TASK REQUIREMENTS: In the records that follow, locate every line with "Другие" and extract it.

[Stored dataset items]
+++
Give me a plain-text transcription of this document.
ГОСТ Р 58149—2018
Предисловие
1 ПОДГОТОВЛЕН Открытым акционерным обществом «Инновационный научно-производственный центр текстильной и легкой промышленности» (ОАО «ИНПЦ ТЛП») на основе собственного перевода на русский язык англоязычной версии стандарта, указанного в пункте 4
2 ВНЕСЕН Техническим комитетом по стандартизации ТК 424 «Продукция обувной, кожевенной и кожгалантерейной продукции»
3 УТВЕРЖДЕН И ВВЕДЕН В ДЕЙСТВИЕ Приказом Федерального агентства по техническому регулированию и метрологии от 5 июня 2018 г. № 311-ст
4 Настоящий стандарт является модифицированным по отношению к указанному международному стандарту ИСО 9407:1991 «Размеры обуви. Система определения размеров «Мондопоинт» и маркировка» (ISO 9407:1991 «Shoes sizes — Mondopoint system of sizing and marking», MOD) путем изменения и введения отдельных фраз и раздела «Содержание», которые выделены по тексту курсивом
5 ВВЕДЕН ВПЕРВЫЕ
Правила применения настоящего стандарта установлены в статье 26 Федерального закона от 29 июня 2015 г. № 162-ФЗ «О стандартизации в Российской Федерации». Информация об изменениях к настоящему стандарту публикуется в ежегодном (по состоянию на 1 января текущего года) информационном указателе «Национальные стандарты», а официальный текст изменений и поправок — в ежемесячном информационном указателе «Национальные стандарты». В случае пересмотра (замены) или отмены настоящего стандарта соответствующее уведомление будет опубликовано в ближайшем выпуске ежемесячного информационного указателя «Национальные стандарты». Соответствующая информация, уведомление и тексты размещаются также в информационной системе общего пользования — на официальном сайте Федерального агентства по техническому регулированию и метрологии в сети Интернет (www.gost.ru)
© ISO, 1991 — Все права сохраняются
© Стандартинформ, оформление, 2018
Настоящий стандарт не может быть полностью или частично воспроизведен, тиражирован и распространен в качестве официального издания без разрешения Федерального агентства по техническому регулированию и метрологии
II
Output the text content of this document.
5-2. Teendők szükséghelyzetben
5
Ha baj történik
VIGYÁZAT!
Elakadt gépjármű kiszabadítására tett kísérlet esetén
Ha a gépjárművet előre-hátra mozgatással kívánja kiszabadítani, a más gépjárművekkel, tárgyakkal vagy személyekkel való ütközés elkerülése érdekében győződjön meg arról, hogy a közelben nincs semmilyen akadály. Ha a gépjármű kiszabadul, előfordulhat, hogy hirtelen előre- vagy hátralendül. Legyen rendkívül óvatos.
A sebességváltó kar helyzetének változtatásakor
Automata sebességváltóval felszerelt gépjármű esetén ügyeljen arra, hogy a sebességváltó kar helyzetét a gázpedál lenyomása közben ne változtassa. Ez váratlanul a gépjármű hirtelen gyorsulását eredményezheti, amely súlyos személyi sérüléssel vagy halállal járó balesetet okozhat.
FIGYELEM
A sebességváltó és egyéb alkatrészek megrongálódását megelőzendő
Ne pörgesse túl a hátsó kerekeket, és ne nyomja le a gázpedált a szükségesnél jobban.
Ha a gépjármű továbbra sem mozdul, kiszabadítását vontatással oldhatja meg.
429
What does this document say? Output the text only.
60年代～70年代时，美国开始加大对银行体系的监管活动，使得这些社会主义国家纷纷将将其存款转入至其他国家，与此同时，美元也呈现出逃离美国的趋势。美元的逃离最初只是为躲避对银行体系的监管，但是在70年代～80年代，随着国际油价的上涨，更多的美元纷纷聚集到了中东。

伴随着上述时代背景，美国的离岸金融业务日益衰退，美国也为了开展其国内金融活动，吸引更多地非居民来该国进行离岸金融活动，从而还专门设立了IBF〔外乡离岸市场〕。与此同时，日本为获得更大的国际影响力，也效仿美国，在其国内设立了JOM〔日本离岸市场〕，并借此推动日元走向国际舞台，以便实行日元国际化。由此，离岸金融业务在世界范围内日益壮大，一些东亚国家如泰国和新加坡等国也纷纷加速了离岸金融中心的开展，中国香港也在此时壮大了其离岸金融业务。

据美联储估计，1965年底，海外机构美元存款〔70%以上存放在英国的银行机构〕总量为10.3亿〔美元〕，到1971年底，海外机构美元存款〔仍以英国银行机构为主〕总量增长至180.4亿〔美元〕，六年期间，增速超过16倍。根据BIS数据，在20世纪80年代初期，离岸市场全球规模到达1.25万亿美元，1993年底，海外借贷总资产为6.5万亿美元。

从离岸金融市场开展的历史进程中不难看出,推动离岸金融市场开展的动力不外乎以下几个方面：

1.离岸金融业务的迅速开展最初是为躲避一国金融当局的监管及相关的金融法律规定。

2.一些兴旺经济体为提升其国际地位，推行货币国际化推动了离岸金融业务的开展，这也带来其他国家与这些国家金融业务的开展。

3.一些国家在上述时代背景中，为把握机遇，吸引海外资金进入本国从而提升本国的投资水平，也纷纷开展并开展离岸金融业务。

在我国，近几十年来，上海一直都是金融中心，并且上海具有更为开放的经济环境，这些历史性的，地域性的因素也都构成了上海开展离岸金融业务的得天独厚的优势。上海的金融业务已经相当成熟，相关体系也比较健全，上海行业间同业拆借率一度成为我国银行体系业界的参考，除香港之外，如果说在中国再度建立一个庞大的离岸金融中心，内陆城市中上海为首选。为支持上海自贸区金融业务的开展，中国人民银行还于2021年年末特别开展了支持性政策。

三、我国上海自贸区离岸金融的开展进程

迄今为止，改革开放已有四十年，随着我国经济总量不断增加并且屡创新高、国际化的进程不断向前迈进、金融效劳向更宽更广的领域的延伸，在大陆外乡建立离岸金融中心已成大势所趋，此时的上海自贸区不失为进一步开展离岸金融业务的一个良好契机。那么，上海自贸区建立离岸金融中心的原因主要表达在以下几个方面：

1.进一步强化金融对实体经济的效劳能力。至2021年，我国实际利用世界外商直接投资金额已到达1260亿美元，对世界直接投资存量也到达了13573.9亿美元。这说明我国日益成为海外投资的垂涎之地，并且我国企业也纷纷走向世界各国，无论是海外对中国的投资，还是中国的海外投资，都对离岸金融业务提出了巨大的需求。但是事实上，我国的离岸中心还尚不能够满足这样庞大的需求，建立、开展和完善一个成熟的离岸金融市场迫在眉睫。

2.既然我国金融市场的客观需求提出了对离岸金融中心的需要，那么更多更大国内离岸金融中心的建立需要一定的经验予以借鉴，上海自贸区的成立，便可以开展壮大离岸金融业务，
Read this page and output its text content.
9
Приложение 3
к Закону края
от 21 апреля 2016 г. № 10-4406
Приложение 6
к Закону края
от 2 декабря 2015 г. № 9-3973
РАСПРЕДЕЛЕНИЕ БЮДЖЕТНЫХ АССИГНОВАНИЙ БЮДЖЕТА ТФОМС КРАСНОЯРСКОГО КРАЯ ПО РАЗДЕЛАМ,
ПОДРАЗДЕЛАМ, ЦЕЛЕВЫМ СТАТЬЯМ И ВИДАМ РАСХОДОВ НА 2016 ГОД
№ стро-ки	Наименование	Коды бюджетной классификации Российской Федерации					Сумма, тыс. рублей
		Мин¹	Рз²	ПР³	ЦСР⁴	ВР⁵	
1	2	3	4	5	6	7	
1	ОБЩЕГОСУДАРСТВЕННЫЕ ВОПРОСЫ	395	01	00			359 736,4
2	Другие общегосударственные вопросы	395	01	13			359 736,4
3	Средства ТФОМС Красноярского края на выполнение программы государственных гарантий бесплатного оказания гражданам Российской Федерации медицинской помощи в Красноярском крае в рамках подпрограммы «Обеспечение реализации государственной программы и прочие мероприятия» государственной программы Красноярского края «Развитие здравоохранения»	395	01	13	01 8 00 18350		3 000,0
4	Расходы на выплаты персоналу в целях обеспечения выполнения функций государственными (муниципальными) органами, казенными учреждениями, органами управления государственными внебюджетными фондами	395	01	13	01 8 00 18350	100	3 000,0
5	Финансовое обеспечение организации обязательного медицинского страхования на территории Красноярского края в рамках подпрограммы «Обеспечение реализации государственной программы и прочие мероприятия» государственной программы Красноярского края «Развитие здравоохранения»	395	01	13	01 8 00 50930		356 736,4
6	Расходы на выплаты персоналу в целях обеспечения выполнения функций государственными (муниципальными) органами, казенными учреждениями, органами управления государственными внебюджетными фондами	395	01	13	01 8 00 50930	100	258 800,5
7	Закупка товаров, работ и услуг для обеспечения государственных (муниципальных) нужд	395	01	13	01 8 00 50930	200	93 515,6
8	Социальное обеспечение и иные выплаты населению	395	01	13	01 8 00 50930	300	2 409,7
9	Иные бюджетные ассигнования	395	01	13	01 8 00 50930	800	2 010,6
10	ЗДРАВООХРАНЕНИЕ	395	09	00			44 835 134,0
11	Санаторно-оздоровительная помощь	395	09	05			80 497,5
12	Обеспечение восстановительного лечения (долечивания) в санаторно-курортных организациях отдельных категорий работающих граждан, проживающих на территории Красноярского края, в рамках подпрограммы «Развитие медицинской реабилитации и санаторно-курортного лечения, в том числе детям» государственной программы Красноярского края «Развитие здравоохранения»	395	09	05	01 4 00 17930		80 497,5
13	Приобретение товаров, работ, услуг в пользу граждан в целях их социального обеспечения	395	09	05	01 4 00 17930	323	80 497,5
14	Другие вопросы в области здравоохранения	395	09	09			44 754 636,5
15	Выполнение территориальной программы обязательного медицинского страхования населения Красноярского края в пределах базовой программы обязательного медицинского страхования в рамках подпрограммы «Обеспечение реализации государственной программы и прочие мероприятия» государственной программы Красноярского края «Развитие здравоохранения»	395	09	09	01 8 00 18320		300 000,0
+++
SOLUTION BELOW:
2	Другие общегосударственные вопросы	395	01	13			359 736,4
14	Другие вопросы в области здравоохранения	395	09	09			44 754 636,5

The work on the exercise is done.